======== Data for the task ========
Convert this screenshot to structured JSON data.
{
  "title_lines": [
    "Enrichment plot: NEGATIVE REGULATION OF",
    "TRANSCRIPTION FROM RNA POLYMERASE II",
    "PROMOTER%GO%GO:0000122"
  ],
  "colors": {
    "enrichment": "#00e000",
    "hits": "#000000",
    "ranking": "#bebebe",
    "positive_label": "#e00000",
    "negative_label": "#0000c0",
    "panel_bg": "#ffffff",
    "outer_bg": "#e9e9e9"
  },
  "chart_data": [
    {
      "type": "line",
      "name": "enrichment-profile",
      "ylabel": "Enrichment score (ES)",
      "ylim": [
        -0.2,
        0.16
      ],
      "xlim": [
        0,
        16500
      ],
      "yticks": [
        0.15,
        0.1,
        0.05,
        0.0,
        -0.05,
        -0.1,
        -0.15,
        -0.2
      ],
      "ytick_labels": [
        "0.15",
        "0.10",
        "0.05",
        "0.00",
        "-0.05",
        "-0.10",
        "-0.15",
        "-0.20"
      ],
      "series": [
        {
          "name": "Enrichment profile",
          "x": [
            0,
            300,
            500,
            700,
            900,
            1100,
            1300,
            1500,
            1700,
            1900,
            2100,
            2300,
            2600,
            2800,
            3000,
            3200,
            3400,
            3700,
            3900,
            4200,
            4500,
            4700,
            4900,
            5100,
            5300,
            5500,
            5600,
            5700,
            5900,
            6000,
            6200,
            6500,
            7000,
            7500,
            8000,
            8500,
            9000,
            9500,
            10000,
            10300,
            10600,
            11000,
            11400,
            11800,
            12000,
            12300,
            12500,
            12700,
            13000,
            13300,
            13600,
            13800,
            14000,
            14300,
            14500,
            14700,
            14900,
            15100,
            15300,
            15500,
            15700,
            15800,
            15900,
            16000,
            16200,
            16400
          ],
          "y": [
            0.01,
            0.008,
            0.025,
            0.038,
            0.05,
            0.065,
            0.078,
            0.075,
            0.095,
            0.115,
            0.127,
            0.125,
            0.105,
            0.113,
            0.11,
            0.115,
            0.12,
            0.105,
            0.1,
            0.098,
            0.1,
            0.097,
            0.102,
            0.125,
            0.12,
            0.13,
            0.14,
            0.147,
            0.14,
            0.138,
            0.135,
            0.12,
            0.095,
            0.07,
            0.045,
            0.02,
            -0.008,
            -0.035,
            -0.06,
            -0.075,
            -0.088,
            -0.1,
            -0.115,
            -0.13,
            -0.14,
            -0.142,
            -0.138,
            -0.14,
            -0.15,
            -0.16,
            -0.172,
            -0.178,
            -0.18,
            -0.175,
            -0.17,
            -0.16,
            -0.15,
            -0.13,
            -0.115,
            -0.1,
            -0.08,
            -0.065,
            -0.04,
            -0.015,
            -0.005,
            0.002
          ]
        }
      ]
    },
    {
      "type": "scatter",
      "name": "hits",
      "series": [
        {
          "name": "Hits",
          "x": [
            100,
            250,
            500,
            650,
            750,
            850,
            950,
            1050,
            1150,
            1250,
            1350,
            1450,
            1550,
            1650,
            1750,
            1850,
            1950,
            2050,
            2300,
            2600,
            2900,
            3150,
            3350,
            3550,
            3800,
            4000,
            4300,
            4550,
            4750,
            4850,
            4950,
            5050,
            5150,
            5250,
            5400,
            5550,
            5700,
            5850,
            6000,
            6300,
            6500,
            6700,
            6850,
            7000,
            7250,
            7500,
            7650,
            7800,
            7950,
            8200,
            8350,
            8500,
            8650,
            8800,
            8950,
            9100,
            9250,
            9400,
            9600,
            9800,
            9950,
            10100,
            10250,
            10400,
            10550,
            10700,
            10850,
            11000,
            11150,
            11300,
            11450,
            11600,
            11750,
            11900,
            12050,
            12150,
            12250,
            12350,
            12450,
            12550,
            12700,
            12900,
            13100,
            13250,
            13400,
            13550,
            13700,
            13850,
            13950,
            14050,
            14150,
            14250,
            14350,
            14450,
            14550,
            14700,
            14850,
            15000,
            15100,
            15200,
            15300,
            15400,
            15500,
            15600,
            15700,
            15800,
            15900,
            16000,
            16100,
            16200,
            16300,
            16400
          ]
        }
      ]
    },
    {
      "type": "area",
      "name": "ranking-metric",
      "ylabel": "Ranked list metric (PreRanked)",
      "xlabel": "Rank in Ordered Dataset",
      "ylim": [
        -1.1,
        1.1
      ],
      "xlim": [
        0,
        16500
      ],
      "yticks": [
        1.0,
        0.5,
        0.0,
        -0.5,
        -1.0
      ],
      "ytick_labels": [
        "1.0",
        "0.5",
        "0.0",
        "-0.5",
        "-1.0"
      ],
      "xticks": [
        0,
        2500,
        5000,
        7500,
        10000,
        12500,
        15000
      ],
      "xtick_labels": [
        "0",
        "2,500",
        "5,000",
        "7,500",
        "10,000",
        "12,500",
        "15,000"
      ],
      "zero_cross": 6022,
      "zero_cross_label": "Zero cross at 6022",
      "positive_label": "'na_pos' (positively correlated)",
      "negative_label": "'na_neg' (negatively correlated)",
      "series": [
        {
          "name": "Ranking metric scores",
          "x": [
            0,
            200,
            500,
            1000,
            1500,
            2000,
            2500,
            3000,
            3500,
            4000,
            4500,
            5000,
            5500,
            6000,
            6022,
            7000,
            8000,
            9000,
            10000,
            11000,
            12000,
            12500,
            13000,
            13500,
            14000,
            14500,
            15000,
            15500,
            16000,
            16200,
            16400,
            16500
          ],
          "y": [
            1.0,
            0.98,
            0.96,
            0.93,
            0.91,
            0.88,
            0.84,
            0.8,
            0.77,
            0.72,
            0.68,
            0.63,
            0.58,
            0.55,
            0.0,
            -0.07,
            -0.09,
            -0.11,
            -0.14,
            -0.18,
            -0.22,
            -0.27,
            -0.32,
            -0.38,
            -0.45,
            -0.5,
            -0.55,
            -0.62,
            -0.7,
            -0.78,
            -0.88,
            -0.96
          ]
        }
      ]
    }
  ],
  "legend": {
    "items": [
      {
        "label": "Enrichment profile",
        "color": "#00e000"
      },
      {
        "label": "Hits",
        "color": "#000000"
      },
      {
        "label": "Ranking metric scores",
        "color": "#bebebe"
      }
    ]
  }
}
========
Reply with one number only, the count of lines above that hold the string "metric".

4